Exercise details: Select every line holding the word "JSON" and copy it.

Available records:
----
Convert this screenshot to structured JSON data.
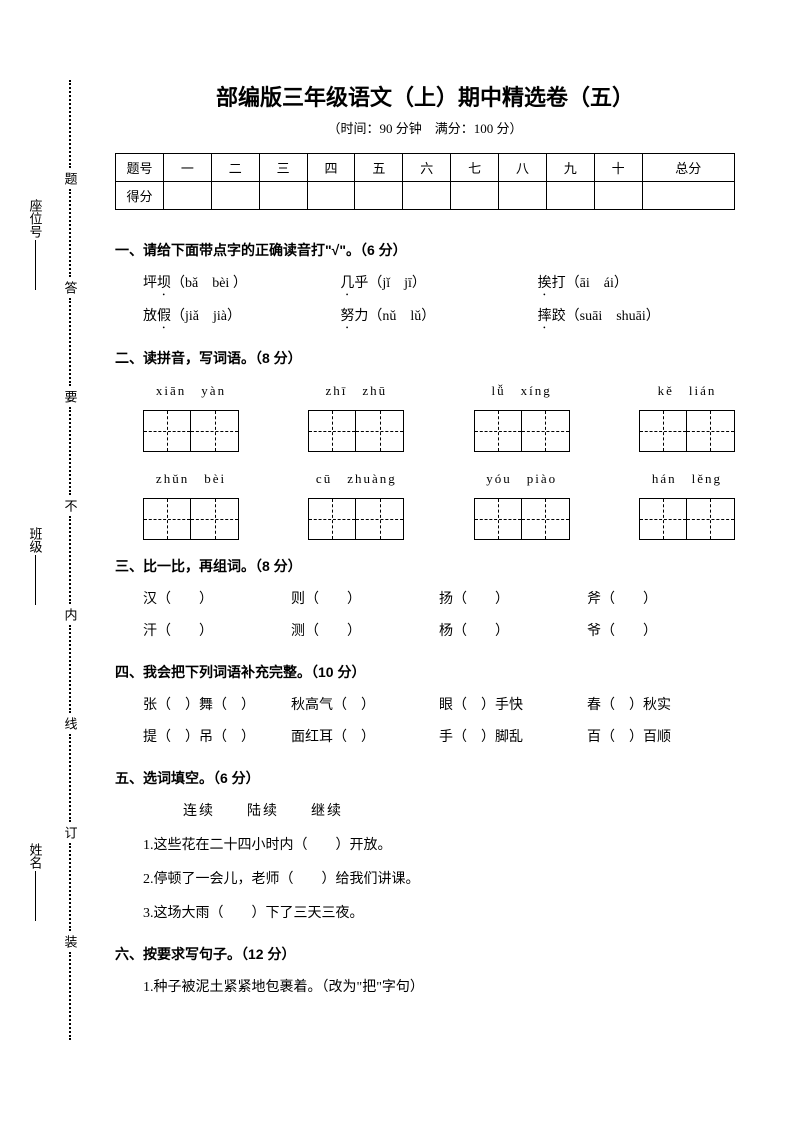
{
  "page": {
    "title": "部编版三年级语文（上）期中精选卷（五）",
    "subtitle": "（时间：90 分钟　满分：100 分）",
    "background_color": "#ffffff",
    "text_color": "#000000"
  },
  "side_strip": {
    "chars": [
      "题",
      "答",
      "要",
      "不",
      "内",
      "线",
      "订",
      "装"
    ]
  },
  "side_labels": [
    {
      "text": "姓名"
    },
    {
      "text": "班级"
    },
    {
      "text": "座位号"
    }
  ],
  "score_table": {
    "header_label": "题号",
    "score_label": "得分",
    "columns": [
      "一",
      "二",
      "三",
      "四",
      "五",
      "六",
      "七",
      "八",
      "九",
      "十",
      "总分"
    ]
  },
  "sections": {
    "s1": {
      "title": "一、请给下面带点字的正确读音打\"√\"。（6 分）",
      "items": [
        {
          "word": "坪坝",
          "dot": "坝",
          "pinyin": "（bǎ　bèi ）"
        },
        {
          "word": "几乎",
          "dot": "几",
          "pinyin": "（jǐ　jī）"
        },
        {
          "word": "挨打",
          "dot": "挨",
          "pinyin": "（āi　ái）"
        },
        {
          "word": "放假",
          "dot": "假",
          "pinyin": "（jiǎ　jià）"
        },
        {
          "word": "努力",
          "dot": "努",
          "pinyin": "（nǔ　lǔ）"
        },
        {
          "word": "摔跤",
          "dot": "摔",
          "pinyin": "（suāi　shuāi）"
        }
      ]
    },
    "s2": {
      "title": "二、读拼音，写词语。（8 分）",
      "rows": [
        [
          {
            "pinyin": "xiān　yàn"
          },
          {
            "pinyin": "zhī　zhū"
          },
          {
            "pinyin": "lǚ　xíng"
          },
          {
            "pinyin": "kě　lián"
          }
        ],
        [
          {
            "pinyin": "zhǔn　bèi"
          },
          {
            "pinyin": "cū　zhuàng"
          },
          {
            "pinyin": "yóu　piào"
          },
          {
            "pinyin": "hán　lěng"
          }
        ]
      ]
    },
    "s3": {
      "title": "三、比一比，再组词。（8 分）",
      "rows": [
        [
          "汉（　　）",
          "则（　　）",
          "扬（　　）",
          "斧（　　）"
        ],
        [
          "汗（　　）",
          "测（　　）",
          "杨（　　）",
          "爷（　　）"
        ]
      ]
    },
    "s4": {
      "title": "四、我会把下列词语补充完整。（10 分）",
      "rows": [
        [
          "张（　）舞（　）",
          "秋高气（　）",
          "眼（　）手快",
          "春（　）秋实"
        ],
        [
          "提（　）吊（　）",
          "面红耳（　）",
          "手（　）脚乱",
          "百（　）百顺"
        ]
      ]
    },
    "s5": {
      "title": "五、选词填空。（6 分）",
      "words": "连续　　陆续　　继续",
      "items": [
        "1.这些花在二十四小时内（　　）开放。",
        "2.停顿了一会儿，老师（　　）给我们讲课。",
        "3.这场大雨（　　）下了三天三夜。"
      ]
    },
    "s6": {
      "title": "六、按要求写句子。（12 分）",
      "items": [
        "1.种子被泥土紧紧地包裹着。（改为\"把\"字句）"
      ]
    }
  }
}
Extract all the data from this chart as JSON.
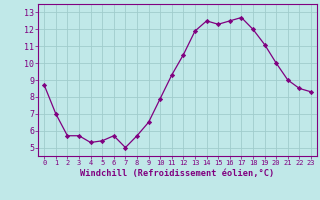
{
  "x": [
    0,
    1,
    2,
    3,
    4,
    5,
    6,
    7,
    8,
    9,
    10,
    11,
    12,
    13,
    14,
    15,
    16,
    17,
    18,
    19,
    20,
    21,
    22,
    23
  ],
  "y": [
    8.7,
    7.0,
    5.7,
    5.7,
    5.3,
    5.4,
    5.7,
    5.0,
    5.7,
    6.5,
    7.9,
    9.3,
    10.5,
    11.9,
    12.5,
    12.3,
    12.5,
    12.7,
    12.0,
    11.1,
    10.0,
    9.0,
    8.5,
    8.3
  ],
  "line_color": "#800080",
  "marker": "D",
  "marker_size": 2.2,
  "bg_color": "#c0e8e8",
  "grid_color": "#a0cccc",
  "xlabel": "Windchill (Refroidissement éolien,°C)",
  "ylim": [
    4.5,
    13.5
  ],
  "xlim": [
    -0.5,
    23.5
  ],
  "yticks": [
    5,
    6,
    7,
    8,
    9,
    10,
    11,
    12,
    13
  ],
  "xticks": [
    0,
    1,
    2,
    3,
    4,
    5,
    6,
    7,
    8,
    9,
    10,
    11,
    12,
    13,
    14,
    15,
    16,
    17,
    18,
    19,
    20,
    21,
    22,
    23
  ],
  "axis_color": "#800080",
  "tick_color": "#800080",
  "label_color": "#800080",
  "xtick_fontsize": 5.0,
  "ytick_fontsize": 6.0,
  "xlabel_fontsize": 6.2
}
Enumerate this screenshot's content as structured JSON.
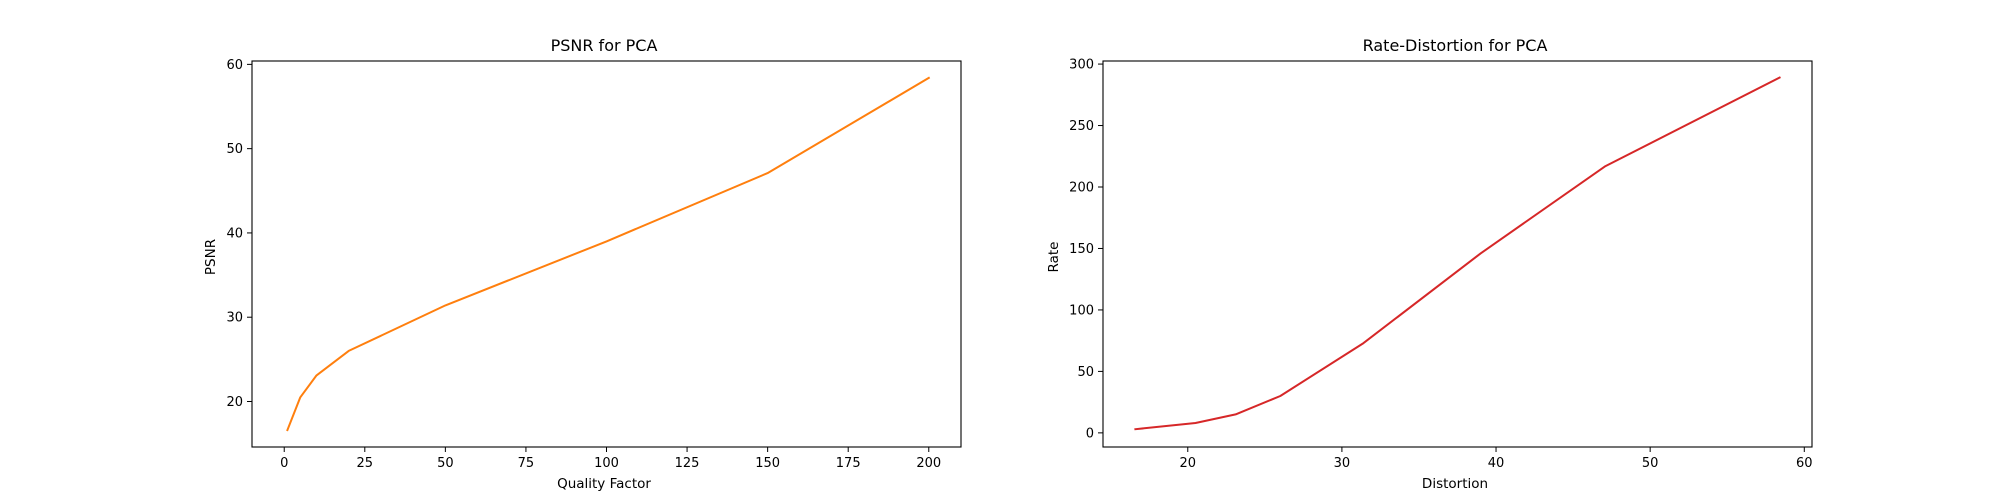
----
Answer to this exercise:
Convert this screenshot to structured JSON data.
Extract all the data from this chart as JSON.
Enumerate this screenshot's content as structured JSON.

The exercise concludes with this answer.